**Requirements**
Copy all lines of the listing that include the string "Тисовая".

**Recorded data**
————————

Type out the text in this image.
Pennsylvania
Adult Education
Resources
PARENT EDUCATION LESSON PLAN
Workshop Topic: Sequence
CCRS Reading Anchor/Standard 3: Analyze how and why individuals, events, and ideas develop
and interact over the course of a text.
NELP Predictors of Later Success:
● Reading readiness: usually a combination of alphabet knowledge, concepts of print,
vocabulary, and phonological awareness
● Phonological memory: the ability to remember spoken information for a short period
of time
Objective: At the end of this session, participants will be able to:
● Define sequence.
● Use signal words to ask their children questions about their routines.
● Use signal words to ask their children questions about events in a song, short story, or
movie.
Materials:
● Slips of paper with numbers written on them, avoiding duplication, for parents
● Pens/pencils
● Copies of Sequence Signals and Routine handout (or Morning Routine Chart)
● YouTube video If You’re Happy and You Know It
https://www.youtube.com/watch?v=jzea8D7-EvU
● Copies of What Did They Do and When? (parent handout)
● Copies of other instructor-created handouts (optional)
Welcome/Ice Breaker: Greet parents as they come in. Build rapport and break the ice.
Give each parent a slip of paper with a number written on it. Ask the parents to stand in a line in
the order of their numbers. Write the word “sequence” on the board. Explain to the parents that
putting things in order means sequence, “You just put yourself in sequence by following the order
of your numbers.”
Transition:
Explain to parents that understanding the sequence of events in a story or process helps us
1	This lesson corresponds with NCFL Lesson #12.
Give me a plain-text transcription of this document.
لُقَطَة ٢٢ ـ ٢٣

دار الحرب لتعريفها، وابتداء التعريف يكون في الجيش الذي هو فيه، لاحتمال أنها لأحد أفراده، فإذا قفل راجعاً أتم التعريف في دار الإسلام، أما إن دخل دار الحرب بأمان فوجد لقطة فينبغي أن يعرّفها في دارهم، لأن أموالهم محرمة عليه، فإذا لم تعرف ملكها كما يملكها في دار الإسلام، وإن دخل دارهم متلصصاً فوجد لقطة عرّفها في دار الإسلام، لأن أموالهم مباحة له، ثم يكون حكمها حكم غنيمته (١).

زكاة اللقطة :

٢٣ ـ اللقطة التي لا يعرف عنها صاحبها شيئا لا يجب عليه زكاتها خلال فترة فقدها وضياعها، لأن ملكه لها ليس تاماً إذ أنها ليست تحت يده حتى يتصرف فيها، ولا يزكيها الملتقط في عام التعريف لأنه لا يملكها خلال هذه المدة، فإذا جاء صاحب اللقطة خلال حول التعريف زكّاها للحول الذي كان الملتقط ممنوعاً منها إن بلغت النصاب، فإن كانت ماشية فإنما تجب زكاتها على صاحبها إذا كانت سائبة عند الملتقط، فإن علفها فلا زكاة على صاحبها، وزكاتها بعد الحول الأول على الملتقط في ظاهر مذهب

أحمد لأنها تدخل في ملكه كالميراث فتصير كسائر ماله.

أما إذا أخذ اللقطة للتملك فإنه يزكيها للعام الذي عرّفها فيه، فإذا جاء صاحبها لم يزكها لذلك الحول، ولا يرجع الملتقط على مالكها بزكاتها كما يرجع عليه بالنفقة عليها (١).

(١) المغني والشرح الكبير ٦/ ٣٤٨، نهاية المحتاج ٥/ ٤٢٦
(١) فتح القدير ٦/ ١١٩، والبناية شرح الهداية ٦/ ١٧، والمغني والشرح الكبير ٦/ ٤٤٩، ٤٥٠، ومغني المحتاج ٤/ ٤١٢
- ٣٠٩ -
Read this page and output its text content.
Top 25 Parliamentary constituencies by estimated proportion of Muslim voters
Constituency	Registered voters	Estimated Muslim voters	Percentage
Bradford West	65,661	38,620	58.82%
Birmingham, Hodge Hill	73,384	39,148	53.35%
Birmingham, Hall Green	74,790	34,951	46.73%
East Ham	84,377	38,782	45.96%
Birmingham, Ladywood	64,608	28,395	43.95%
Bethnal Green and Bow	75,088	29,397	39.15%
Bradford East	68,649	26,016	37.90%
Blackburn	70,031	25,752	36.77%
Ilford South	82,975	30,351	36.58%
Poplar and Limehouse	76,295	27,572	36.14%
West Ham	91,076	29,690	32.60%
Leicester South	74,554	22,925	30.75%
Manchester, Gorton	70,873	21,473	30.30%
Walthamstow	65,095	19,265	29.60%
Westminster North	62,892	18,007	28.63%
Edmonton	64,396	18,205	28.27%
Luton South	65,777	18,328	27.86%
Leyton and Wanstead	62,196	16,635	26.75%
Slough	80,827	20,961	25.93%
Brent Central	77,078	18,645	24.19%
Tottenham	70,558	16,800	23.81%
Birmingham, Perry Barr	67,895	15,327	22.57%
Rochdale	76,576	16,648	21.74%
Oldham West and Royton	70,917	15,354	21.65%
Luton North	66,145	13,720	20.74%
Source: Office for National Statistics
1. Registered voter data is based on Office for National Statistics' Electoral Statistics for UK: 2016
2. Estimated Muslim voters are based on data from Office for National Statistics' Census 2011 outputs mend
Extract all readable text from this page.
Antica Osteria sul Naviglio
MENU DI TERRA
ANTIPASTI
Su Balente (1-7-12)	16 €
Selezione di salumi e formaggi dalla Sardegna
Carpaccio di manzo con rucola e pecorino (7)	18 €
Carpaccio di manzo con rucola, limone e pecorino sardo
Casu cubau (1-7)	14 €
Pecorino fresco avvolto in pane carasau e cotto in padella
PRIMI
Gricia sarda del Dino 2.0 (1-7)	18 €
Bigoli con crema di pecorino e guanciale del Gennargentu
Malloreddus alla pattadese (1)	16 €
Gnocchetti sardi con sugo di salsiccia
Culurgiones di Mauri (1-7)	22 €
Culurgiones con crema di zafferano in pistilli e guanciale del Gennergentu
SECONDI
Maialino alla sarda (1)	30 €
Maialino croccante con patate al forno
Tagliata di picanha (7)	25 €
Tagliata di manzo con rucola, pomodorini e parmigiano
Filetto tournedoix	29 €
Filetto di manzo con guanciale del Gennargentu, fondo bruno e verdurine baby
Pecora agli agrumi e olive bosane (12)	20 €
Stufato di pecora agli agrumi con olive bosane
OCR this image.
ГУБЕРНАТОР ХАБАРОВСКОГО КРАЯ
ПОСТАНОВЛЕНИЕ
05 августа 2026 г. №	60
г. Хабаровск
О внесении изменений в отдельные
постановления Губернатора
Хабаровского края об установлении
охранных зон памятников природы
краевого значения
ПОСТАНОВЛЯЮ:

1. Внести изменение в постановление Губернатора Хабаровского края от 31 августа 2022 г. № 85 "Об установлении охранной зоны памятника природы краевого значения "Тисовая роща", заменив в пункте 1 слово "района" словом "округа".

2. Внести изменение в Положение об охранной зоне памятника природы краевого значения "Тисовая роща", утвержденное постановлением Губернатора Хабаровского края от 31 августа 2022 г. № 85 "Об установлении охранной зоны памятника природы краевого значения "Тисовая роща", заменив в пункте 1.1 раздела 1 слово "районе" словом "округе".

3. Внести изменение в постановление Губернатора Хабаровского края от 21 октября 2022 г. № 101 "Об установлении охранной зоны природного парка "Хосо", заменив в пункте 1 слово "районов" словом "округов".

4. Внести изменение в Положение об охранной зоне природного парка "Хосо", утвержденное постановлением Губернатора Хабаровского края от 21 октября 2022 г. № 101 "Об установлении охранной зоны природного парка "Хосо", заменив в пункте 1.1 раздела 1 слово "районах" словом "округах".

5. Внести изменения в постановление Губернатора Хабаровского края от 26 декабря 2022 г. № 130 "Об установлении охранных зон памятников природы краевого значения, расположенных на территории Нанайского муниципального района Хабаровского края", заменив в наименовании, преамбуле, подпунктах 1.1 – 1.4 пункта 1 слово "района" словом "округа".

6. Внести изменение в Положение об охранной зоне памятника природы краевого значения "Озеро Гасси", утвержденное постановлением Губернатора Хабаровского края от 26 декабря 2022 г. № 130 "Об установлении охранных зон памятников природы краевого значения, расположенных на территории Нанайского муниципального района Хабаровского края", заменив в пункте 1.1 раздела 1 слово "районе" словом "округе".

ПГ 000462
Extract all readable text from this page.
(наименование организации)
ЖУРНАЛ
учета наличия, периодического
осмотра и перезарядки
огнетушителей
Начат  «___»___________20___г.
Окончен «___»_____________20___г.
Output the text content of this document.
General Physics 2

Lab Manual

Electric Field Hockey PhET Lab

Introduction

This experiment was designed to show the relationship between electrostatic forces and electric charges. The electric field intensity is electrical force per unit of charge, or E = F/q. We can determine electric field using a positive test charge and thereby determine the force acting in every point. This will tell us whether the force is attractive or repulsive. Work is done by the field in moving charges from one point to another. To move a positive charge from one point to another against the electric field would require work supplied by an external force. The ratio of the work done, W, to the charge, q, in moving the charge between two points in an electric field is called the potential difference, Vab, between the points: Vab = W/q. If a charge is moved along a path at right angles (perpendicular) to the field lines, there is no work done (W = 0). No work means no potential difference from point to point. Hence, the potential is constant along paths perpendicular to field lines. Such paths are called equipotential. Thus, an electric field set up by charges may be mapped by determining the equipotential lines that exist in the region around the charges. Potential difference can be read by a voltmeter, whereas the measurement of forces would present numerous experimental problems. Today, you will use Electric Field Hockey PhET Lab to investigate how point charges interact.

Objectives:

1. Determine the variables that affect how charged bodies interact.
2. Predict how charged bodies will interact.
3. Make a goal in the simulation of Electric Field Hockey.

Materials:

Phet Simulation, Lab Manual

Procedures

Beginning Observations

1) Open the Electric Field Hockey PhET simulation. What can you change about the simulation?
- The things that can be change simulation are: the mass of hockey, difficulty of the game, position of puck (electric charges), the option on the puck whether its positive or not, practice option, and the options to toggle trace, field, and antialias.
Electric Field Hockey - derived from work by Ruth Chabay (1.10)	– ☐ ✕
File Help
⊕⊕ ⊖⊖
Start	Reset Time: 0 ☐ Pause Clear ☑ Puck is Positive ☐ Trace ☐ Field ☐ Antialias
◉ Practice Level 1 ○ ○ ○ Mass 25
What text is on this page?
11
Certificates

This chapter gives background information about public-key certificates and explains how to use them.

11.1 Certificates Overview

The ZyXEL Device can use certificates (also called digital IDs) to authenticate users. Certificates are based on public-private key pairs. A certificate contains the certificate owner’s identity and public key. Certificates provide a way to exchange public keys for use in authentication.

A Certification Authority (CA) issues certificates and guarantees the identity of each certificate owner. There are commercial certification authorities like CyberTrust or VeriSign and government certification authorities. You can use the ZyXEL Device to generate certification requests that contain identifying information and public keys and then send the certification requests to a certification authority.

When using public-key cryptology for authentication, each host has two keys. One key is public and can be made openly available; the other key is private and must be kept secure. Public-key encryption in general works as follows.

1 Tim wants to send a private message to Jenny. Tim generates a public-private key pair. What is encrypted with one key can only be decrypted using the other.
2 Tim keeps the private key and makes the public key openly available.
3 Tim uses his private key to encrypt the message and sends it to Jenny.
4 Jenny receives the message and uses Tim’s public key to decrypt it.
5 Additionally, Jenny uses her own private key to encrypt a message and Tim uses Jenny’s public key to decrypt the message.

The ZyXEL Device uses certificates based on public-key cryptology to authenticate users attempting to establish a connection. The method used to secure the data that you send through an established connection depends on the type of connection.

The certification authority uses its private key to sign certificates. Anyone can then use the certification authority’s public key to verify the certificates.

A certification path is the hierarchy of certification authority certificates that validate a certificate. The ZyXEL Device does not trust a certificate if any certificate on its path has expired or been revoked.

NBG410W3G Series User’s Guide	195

————————

**Answer to the task**
1. Внести изменение в постановление Губернатора Хабаровского края от 31 августа 2022 г. № 85 "Об установлении охранной зоны памятника природы краевого значения "Тисовая роща", заменив в пункте 1 слово "района" словом "округа".
2. Внести изменение в Положение об охранной зоне памятника природы краевого значения "Тисовая роща", утвержденное постановлением Губернатора Хабаровского края от 31 августа 2022 г. № 85 "Об установлении охранной зоны памятника природы краевого значения "Тисовая роща", заменив в пункте 1.1 раздела 1 слово "районе" словом "округе".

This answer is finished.